## INSTRUCTIONS FOR THE TASK
Output the material beneath exactly, leaving nothing out.

(Structured figure records)
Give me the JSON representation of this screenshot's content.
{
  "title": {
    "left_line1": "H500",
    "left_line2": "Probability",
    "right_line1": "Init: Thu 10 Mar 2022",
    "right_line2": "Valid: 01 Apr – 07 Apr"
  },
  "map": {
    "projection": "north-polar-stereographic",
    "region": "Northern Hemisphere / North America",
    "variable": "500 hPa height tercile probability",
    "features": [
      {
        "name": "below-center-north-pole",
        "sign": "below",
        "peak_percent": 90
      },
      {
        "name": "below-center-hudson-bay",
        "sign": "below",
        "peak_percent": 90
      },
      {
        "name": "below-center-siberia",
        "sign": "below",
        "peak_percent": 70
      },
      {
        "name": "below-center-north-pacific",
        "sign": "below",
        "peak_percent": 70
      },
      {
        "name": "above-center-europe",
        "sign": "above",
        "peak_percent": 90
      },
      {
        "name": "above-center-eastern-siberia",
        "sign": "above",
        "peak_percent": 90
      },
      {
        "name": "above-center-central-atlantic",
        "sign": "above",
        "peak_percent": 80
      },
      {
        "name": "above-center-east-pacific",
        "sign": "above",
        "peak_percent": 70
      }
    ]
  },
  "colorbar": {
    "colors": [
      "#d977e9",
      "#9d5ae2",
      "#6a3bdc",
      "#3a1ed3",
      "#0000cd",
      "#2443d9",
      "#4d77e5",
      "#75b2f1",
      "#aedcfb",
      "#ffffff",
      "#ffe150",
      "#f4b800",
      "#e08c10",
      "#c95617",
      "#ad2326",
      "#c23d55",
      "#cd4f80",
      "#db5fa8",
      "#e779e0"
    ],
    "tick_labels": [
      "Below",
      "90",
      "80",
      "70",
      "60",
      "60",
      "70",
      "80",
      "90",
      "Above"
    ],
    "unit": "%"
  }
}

## CORRECT ANSWER
Give me the JSON representation of this screenshot's content.
{
  "title": {
    "left_line1": "H500",
    "left_line2": "Probability",
    "right_line1": "Init: Thu 10 Mar 2022",
    "right_line2": "Valid: 01 Apr – 07 Apr"
  },
  "map": {
    "projection": "north-polar-stereographic",
    "region": "Northern Hemisphere / North America",
    "variable": "500 hPa height tercile probability",
    "features": [
      {
        "name": "below-center-north-pole",
        "sign": "below",
        "peak_percent": 90
      },
      {
        "name": "below-center-hudson-bay",
        "sign": "below",
        "peak_percent": 90
      },
      {
        "name": "below-center-siberia",
        "sign": "below",
        "peak_percent": 70
      },
      {
        "name": "below-center-north-pacific",
        "sign": "below",
        "peak_percent": 70
      },
      {
        "name": "above-center-europe",
        "sign": "above",
        "peak_percent": 90
      },
      {
        "name": "above-center-eastern-siberia",
        "sign": "above",
        "peak_percent": 90
      },
      {
        "name": "above-center-central-atlantic",
        "sign": "above",
        "peak_percent": 80
      },
      {
        "name": "above-center-east-pacific",
        "sign": "above",
        "peak_percent": 70
      }
    ]
  },
  "colorbar": {
    "colors": [
      "#d977e9",
      "#9d5ae2",
      "#6a3bdc",
      "#3a1ed3",
      "#0000cd",
      "#2443d9",
      "#4d77e5",
      "#75b2f1",
      "#aedcfb",
      "#ffffff",
      "#ffe150",
      "#f4b800",
      "#e08c10",
      "#c95617",
      "#ad2326",
      "#c23d55",
      "#cd4f80",
      "#db5fa8",
      "#e779e0"
    ],
    "tick_labels": [
      "Below",
      "90",
      "80",
      "70",
      "60",
      "60",
      "70",
      "80",
      "90",
      "Above"
    ],
    "unit": "%"
  }
}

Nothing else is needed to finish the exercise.